### JOB
Pictures within the data are to be left out; everything else must be reproduced exactly.
-- start --
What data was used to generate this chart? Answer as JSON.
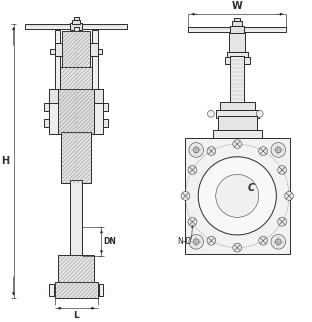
{
  "bg_color": "#ffffff",
  "line_color": "#2a2a2a",
  "dim_color": "#2a2a2a",
  "hatch_color": "#666666",
  "label_H": "H",
  "label_W": "W",
  "label_L": "L",
  "label_DN": "DN",
  "label_C": "C",
  "label_ND": "N-D",
  "figsize": [
    3.12,
    3.22
  ],
  "dpi": 100,
  "lw_main": 0.7,
  "lw_thin": 0.35,
  "lw_dim": 0.45,
  "lw_hatch": 0.3
}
-- end --
### WRITTEN SOLUTION
What data was used to generate this chart? Answer as JSON.
{
  "bg_color": "#ffffff",
  "line_color": "#2a2a2a",
  "dim_color": "#2a2a2a",
  "hatch_color": "#666666",
  "label_H": "H",
  "label_W": "W",
  "label_L": "L",
  "label_DN": "DN",
  "label_C": "C",
  "label_ND": "N-D",
  "figsize": [
    3.12,
    3.22
  ],
  "dpi": 100,
  "lw_main": 0.7,
  "lw_thin": 0.35,
  "lw_dim": 0.45,
  "lw_hatch": 0.3
}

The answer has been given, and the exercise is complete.